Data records

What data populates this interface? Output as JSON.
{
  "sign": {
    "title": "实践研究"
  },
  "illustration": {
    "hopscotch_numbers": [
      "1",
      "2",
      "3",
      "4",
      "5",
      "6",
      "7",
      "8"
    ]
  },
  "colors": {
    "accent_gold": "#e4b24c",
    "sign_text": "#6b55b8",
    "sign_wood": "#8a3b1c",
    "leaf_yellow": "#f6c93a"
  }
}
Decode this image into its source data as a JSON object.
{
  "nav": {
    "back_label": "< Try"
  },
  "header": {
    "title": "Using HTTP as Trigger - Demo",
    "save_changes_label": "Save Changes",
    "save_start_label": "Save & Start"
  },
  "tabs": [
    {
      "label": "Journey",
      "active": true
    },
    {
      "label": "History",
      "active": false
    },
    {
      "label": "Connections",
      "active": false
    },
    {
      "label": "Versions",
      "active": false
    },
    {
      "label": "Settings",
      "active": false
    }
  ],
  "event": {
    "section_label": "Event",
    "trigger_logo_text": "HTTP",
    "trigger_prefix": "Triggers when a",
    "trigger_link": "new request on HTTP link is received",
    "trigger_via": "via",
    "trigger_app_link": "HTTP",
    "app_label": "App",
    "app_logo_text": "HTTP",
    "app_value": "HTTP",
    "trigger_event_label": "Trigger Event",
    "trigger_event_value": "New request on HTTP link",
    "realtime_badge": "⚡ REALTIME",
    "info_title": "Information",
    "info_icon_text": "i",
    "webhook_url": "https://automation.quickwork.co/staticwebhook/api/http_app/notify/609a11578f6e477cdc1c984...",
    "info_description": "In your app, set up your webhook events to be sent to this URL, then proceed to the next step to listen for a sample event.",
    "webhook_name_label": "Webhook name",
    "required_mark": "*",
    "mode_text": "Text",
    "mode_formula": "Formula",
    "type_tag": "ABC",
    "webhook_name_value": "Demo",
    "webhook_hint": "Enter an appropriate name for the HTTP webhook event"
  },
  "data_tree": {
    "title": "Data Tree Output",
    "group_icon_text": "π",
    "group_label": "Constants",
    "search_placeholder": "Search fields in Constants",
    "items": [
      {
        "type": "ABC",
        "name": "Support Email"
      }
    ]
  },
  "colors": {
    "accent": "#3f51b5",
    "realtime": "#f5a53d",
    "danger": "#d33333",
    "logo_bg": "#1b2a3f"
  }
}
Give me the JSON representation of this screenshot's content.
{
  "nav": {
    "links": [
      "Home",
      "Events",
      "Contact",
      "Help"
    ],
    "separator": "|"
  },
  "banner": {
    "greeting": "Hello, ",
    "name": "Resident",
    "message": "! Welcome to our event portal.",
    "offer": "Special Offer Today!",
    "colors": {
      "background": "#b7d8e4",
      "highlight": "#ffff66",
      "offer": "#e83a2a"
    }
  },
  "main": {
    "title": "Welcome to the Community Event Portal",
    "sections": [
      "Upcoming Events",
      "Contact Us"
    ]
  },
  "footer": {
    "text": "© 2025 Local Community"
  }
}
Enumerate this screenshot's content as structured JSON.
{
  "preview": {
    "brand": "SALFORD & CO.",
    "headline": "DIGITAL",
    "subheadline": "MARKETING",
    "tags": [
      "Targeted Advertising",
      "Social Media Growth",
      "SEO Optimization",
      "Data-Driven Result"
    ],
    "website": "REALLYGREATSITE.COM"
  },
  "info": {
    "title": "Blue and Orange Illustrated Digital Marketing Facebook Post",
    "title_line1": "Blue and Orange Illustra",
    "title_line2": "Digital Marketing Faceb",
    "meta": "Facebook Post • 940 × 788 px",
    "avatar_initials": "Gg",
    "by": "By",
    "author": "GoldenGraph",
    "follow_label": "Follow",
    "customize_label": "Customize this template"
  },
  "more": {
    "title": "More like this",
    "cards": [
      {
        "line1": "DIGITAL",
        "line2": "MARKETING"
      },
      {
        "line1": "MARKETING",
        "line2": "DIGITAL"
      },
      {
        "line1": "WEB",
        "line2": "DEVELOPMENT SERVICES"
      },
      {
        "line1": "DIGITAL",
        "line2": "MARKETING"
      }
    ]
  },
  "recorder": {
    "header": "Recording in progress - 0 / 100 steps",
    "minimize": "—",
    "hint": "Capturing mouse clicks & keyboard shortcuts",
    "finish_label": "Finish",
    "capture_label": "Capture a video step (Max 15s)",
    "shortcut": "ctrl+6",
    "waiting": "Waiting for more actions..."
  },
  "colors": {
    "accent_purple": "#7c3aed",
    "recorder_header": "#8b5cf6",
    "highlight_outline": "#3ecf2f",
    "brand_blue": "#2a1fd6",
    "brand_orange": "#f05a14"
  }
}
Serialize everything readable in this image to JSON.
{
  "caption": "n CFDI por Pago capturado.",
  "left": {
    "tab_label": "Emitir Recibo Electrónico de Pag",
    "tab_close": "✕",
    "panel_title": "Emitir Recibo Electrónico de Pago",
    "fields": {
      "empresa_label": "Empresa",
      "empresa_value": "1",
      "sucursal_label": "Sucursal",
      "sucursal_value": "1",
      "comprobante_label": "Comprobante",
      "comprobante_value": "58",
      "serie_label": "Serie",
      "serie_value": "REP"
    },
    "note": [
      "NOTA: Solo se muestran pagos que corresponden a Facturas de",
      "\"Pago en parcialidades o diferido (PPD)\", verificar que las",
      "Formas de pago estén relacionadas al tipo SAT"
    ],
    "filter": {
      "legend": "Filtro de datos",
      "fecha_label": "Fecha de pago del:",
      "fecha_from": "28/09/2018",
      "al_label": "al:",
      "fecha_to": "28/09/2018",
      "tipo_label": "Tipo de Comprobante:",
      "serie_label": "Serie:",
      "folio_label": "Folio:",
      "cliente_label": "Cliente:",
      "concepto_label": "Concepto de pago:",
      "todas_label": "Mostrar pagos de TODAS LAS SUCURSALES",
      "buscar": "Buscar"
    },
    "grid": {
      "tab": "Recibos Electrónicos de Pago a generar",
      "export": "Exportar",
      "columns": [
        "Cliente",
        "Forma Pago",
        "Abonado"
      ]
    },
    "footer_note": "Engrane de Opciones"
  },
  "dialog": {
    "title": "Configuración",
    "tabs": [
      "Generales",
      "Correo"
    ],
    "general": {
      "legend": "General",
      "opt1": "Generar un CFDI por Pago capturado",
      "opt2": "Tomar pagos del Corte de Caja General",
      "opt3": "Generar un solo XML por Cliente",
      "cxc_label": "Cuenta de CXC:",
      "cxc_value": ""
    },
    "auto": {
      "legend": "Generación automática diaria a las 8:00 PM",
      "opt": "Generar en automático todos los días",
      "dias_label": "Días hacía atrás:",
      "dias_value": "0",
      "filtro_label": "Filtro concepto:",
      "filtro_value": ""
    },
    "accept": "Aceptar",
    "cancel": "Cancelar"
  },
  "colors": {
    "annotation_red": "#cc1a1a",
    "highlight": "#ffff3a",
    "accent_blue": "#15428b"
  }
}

#### [What this task involves]
Send back each record exactly as it stands.

#### [Task result]
What data populates this interface? Output as JSON.
{
  "sign": {
    "title": "实践研究"
  },
  "illustration": {
    "hopscotch_numbers": [
      "1",
      "2",
      "3",
      "4",
      "5",
      "6",
      "7",
      "8"
    ]
  },
  "colors": {
    "accent_gold": "#e4b24c",
    "sign_text": "#6b55b8",
    "sign_wood": "#8a3b1c",
    "leaf_yellow": "#f6c93a"
  }
}
Decode this image into its source data as a JSON object.
{
  "nav": {
    "back_label": "< Try"
  },
  "header": {
    "title": "Using HTTP as Trigger - Demo",
    "save_changes_label": "Save Changes",
    "save_start_label": "Save & Start"
  },
  "tabs": [
    {
      "label": "Journey",
      "active": true
    },
    {
      "label": "History",
      "active": false
    },
    {
      "label": "Connections",
      "active": false
    },
    {
      "label": "Versions",
      "active": false
    },
    {
      "label": "Settings",
      "active": false
    }
  ],
  "event": {
    "section_label": "Event",
    "trigger_logo_text": "HTTP",
    "trigger_prefix": "Triggers when a",
    "trigger_link": "new request on HTTP link is received",
    "trigger_via": "via",
    "trigger_app_link": "HTTP",
    "app_label": "App",
    "app_logo_text": "HTTP",
    "app_value": "HTTP",
    "trigger_event_label": "Trigger Event",
    "trigger_event_value": "New request on HTTP link",
    "realtime_badge": "⚡ REALTIME",
    "info_title": "Information",
    "info_icon_text": "i",
    "webhook_url": "https://automation.quickwork.co/staticwebhook/api/http_app/notify/609a11578f6e477cdc1c984...",
    "info_description": "In your app, set up your webhook events to be sent to this URL, then proceed to the next step to listen for a sample event.",
    "webhook_name_label": "Webhook name",
    "required_mark": "*",
    "mode_text": "Text",
    "mode_formula": "Formula",
    "type_tag": "ABC",
    "webhook_name_value": "Demo",
    "webhook_hint": "Enter an appropriate name for the HTTP webhook event"
  },
  "data_tree": {
    "title": "Data Tree Output",
    "group_icon_text": "π",
    "group_label": "Constants",
    "search_placeholder": "Search fields in Constants",
    "items": [
      {
        "type": "ABC",
        "name": "Support Email"
      }
    ]
  },
  "colors": {
    "accent": "#3f51b5",
    "realtime": "#f5a53d",
    "danger": "#d33333",
    "logo_bg": "#1b2a3f"
  }
}
Give me the JSON representation of this screenshot's content.
{
  "nav": {
    "links": [
      "Home",
      "Events",
      "Contact",
      "Help"
    ],
    "separator": "|"
  },
  "banner": {
    "greeting": "Hello, ",
    "name": "Resident",
    "message": "! Welcome to our event portal.",
    "offer": "Special Offer Today!",
    "colors": {
      "background": "#b7d8e4",
      "highlight": "#ffff66",
      "offer": "#e83a2a"
    }
  },
  "main": {
    "title": "Welcome to the Community Event Portal",
    "sections": [
      "Upcoming Events",
      "Contact Us"
    ]
  },
  "footer": {
    "text": "© 2025 Local Community"
  }
}
Enumerate this screenshot's content as structured JSON.
{
  "preview": {
    "brand": "SALFORD & CO.",
    "headline": "DIGITAL",
    "subheadline": "MARKETING",
    "tags": [
      "Targeted Advertising",
      "Social Media Growth",
      "SEO Optimization",
      "Data-Driven Result"
    ],
    "website": "REALLYGREATSITE.COM"
  },
  "info": {
    "title": "Blue and Orange Illustrated Digital Marketing Facebook Post",
    "title_line1": "Blue and Orange Illustra",
    "title_line2": "Digital Marketing Faceb",
    "meta": "Facebook Post • 940 × 788 px",
    "avatar_initials": "Gg",
    "by": "By",
    "author": "GoldenGraph",
    "follow_label": "Follow",
    "customize_label": "Customize this template"
  },
  "more": {
    "title": "More like this",
    "cards": [
      {
        "line1": "DIGITAL",
        "line2": "MARKETING"
      },
      {
        "line1": "MARKETING",
        "line2": "DIGITAL"
      },
      {
        "line1": "WEB",
        "line2": "DEVELOPMENT SERVICES"
      },
      {
        "line1": "DIGITAL",
        "line2": "MARKETING"
      }
    ]
  },
  "recorder": {
    "header": "Recording in progress - 0 / 100 steps",
    "minimize": "—",
    "hint": "Capturing mouse clicks & keyboard shortcuts",
    "finish_label": "Finish",
    "capture_label": "Capture a video step (Max 15s)",
    "shortcut": "ctrl+6",
    "waiting": "Waiting for more actions..."
  },
  "colors": {
    "accent_purple": "#7c3aed",
    "recorder_header": "#8b5cf6",
    "highlight_outline": "#3ecf2f",
    "brand_blue": "#2a1fd6",
    "brand_orange": "#f05a14"
  }
}
Serialize everything readable in this image to JSON.
{
  "caption": "n CFDI por Pago capturado.",
  "left": {
    "tab_label": "Emitir Recibo Electrónico de Pag",
    "tab_close": "✕",
    "panel_title": "Emitir Recibo Electrónico de Pago",
    "fields": {
      "empresa_label": "Empresa",
      "empresa_value": "1",
      "sucursal_label": "Sucursal",
      "sucursal_value": "1",
      "comprobante_label": "Comprobante",
      "comprobante_value": "58",
      "serie_label": "Serie",
      "serie_value": "REP"
    },
    "note": [
      "NOTA: Solo se muestran pagos que corresponden a Facturas de",
      "\"Pago en parcialidades o diferido (PPD)\", verificar que las",
      "Formas de pago estén relacionadas al tipo SAT"
    ],
    "filter": {
      "legend": "Filtro de datos",
      "fecha_label": "Fecha de pago del:",
      "fecha_from": "28/09/2018",
      "al_label": "al:",
      "fecha_to": "28/09/2018",
      "tipo_label": "Tipo de Comprobante:",
      "serie_label": "Serie:",
      "folio_label": "Folio:",
      "cliente_label": "Cliente:",
      "concepto_label": "Concepto de pago:",
      "todas_label": "Mostrar pagos de TODAS LAS SUCURSALES",
      "buscar": "Buscar"
    },
    "grid": {
      "tab": "Recibos Electrónicos de Pago a generar",
      "export": "Exportar",
      "columns": [
        "Cliente",
        "Forma Pago",
        "Abonado"
      ]
    },
    "footer_note": "Engrane de Opciones"
  },
  "dialog": {
    "title": "Configuración",
    "tabs": [
      "Generales",
      "Correo"
    ],
    "general": {
      "legend": "General",
      "opt1": "Generar un CFDI por Pago capturado",
      "opt2": "Tomar pagos del Corte de Caja General",
      "opt3": "Generar un solo XML por Cliente",
      "cxc_label": "Cuenta de CXC:",
      "cxc_value": ""
    },
    "auto": {
      "legend": "Generación automática diaria a las 8:00 PM",
      "opt": "Generar en automático todos los días",
      "dias_label": "Días hacía atrás:",
      "dias_value": "0",
      "filtro_label": "Filtro concepto:",
      "filtro_value": ""
    },
    "accept": "Aceptar",
    "cancel": "Cancelar"
  },
  "colors": {
    "annotation_red": "#cc1a1a",
    "highlight": "#ffff3a",
    "accent_blue": "#15428b"
  }
}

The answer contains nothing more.